* MATERIAL FOR THE TASK:
※ ※ ※

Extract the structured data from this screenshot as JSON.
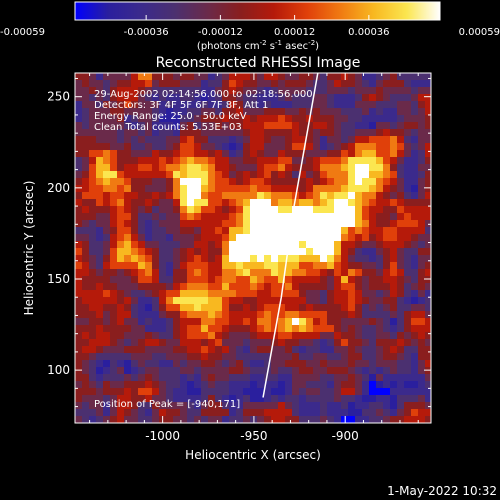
{
  "colors": {
    "background": "#000000",
    "foreground": "#ffffff",
    "limb": "#ffffff",
    "colormap": [
      "#0000ff",
      "#2a1f9e",
      "#3b2a8c",
      "#4b3070",
      "#6a2a4a",
      "#8a1e1e",
      "#b51a0a",
      "#e0400a",
      "#f07a12",
      "#f8b820",
      "#fbe650",
      "#ffffff"
    ]
  },
  "colorbar": {
    "ticks": [
      "-0.00059",
      "-0.00036",
      "-0.00012",
      "0.00012",
      "0.00036",
      "0.00059"
    ],
    "unit_prefix": "(photons cm",
    "unit_exp1": "-2",
    "unit_mid": " s",
    "unit_exp2": "-1",
    "unit_mid2": " asec",
    "unit_exp3": "-2",
    "unit_suffix": ")"
  },
  "chart_data": {
    "type": "heatmap",
    "title": "Reconstructed RHESSI Image",
    "xlabel": "Heliocentric X (arcsec)",
    "ylabel": "Heliocentric Y (arcsec)",
    "xlim": [
      -1048,
      -853
    ],
    "ylim": [
      71,
      263
    ],
    "xticks": [
      -1000,
      -950,
      -900
    ],
    "xtick_labels": [
      "-1000",
      "-950",
      "-900"
    ],
    "yticks": [
      100,
      150,
      200,
      250
    ],
    "ytick_labels": [
      "100",
      "150",
      "200",
      "250"
    ],
    "zlim": [
      -0.00059,
      0.00059
    ],
    "peak": [
      -940,
      171
    ],
    "limb_points": [
      [
        -945,
        85
      ],
      [
        -935,
        140
      ],
      [
        -928,
        190
      ],
      [
        -915,
        263
      ]
    ],
    "annotations": [
      "29-Aug-2002 02:14:56.000 to 02:18:56.000",
      "Detectors: 3F 4F 5F 6F 7F 8F, Att 1",
      "Energy Range: 25.0 - 50.0 keV",
      "Clean     Total counts: 5.53E+03",
      "Position of Peak = [-940,171]"
    ]
  },
  "timestamp": "1-May-2022 10:32"
}
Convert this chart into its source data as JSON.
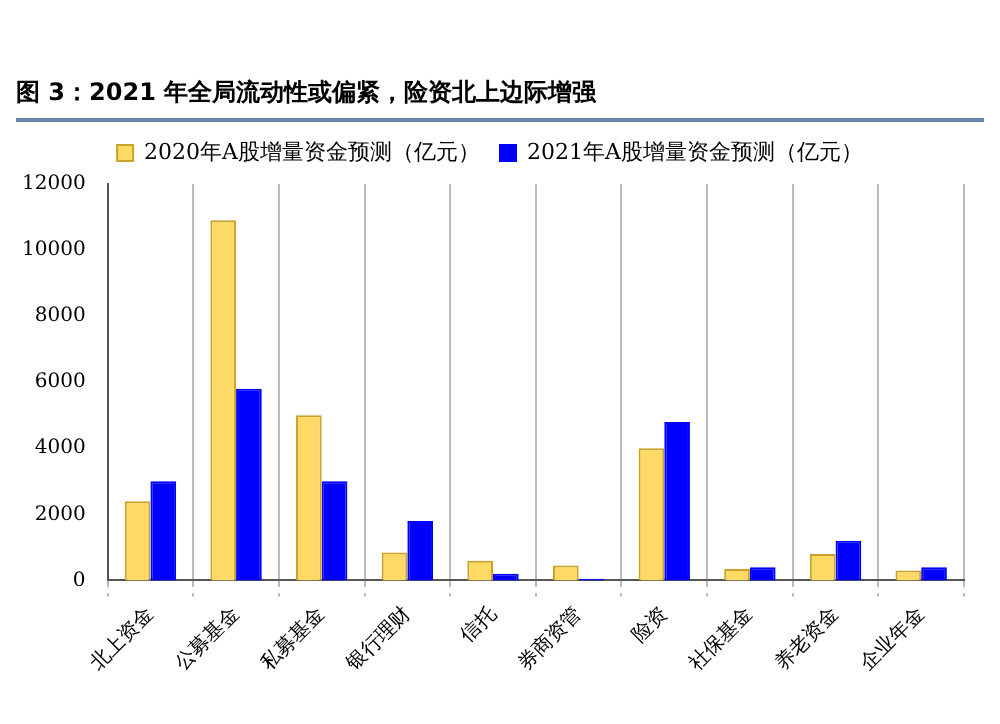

※ ※ ※

* WORK TO DO: Restate the data above word for word. Do not include the images.

* THE COMPLETED TASK:
Extract the structured data from this screenshot as JSON.
{
  "colors": {
    "background": "#000000",
    "foreground": "#ffffff",
    "limb": "#ffffff",
    "colormap": [
      "#0000ff",
      "#2a1f9e",
      "#3b2a8c",
      "#4b3070",
      "#6a2a4a",
      "#8a1e1e",
      "#b51a0a",
      "#e0400a",
      "#f07a12",
      "#f8b820",
      "#fbe650",
      "#ffffff"
    ]
  },
  "colorbar": {
    "ticks": [
      "-0.00059",
      "-0.00036",
      "-0.00012",
      "0.00012",
      "0.00036",
      "0.00059"
    ],
    "unit_prefix": "(photons cm",
    "unit_exp1": "-2",
    "unit_mid": " s",
    "unit_exp2": "-1",
    "unit_mid2": " asec",
    "unit_exp3": "-2",
    "unit_suffix": ")"
  },
  "chart_data": {
    "type": "heatmap",
    "title": "Reconstructed RHESSI Image",
    "xlabel": "Heliocentric X (arcsec)",
    "ylabel": "Heliocentric Y (arcsec)",
    "xlim": [
      -1048,
      -853
    ],
    "ylim": [
      71,
      263
    ],
    "xticks": [
      -1000,
      -950,
      -900
    ],
    "xtick_labels": [
      "-1000",
      "-950",
      "-900"
    ],
    "yticks": [
      100,
      150,
      200,
      250
    ],
    "ytick_labels": [
      "100",
      "150",
      "200",
      "250"
    ],
    "zlim": [
      -0.00059,
      0.00059
    ],
    "peak": [
      -940,
      171
    ],
    "limb_points": [
      [
        -945,
        85
      ],
      [
        -935,
        140
      ],
      [
        -928,
        190
      ],
      [
        -915,
        263
      ]
    ],
    "annotations": [
      "29-Aug-2002 02:14:56.000 to 02:18:56.000",
      "Detectors: 3F 4F 5F 6F 7F 8F, Att 1",
      "Energy Range: 25.0 - 50.0 keV",
      "Clean     Total counts: 5.53E+03",
      "Position of Peak = [-940,171]"
    ]
  },
  "timestamp": "1-May-2022 10:32"
}
Convert this chart into its source data as JSON.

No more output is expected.